## [TO BE DONE]
From the listing below, pick out each line with the word "action".

## [DATA SHOWN]
§ §
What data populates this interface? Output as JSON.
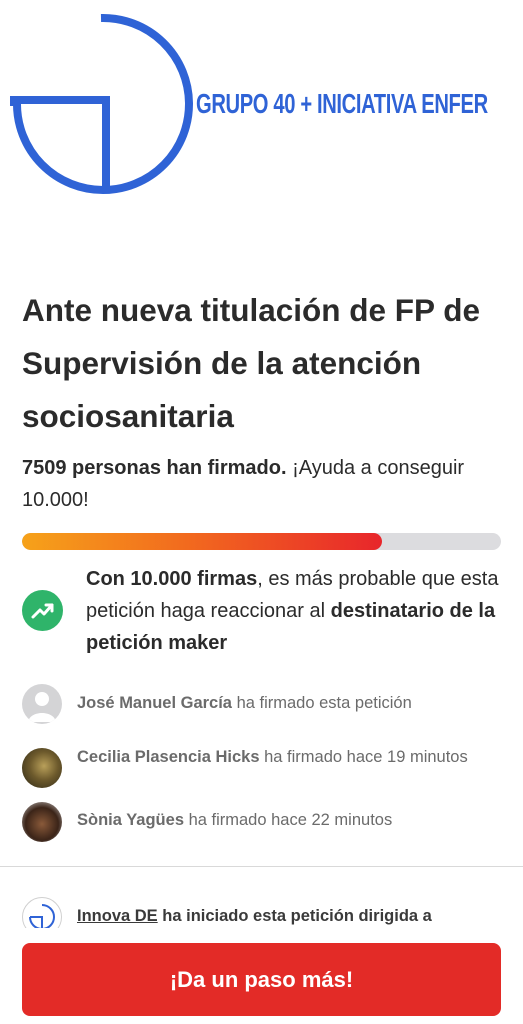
{
  "banner": {
    "title": "GRUPO 40 + INICIATIVA ENFER"
  },
  "petition": {
    "title": "Ante nueva titulación de FP de Supervisión de la atención sociosanitaria",
    "signed_count_text": "7509 personas han firmado.",
    "goal_prompt": " ¡Ayuda a conseguir 10.000!",
    "progress": 0.7509
  },
  "goal_message": {
    "lead": "Con 10.000 firmas",
    "middle": ", es más probable que esta petición haga reaccionar al ",
    "target": "destinatario de la petición maker",
    "icon": "trending-up-icon",
    "icon_color": "#2fb46a"
  },
  "signers": [
    {
      "name": "José Manuel García",
      "action": " ha firmado esta petición"
    },
    {
      "name": "Cecilia Plasencia Hicks",
      "action": " ha firmado hace 19 minutos"
    },
    {
      "name": "Sònia Yagües",
      "action": " ha firmado hace 22 minutos"
    }
  ],
  "starter": {
    "org": "Innova DE",
    "text": " ha iniciado esta petición dirigida a"
  },
  "cta": {
    "label": "¡Da un paso más!",
    "color": "#e32b27"
  },
  "colors": {
    "brand_blue": "#2f63d6",
    "progress_start": "#f6a21a",
    "progress_end": "#e8262b"
  }
}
§ §
## [RIGHT ANSWER]
      "action": " ha firmado esta petición"
      "action": " ha firmado hace 19 minutos"
      "action": " ha firmado hace 22 minutos"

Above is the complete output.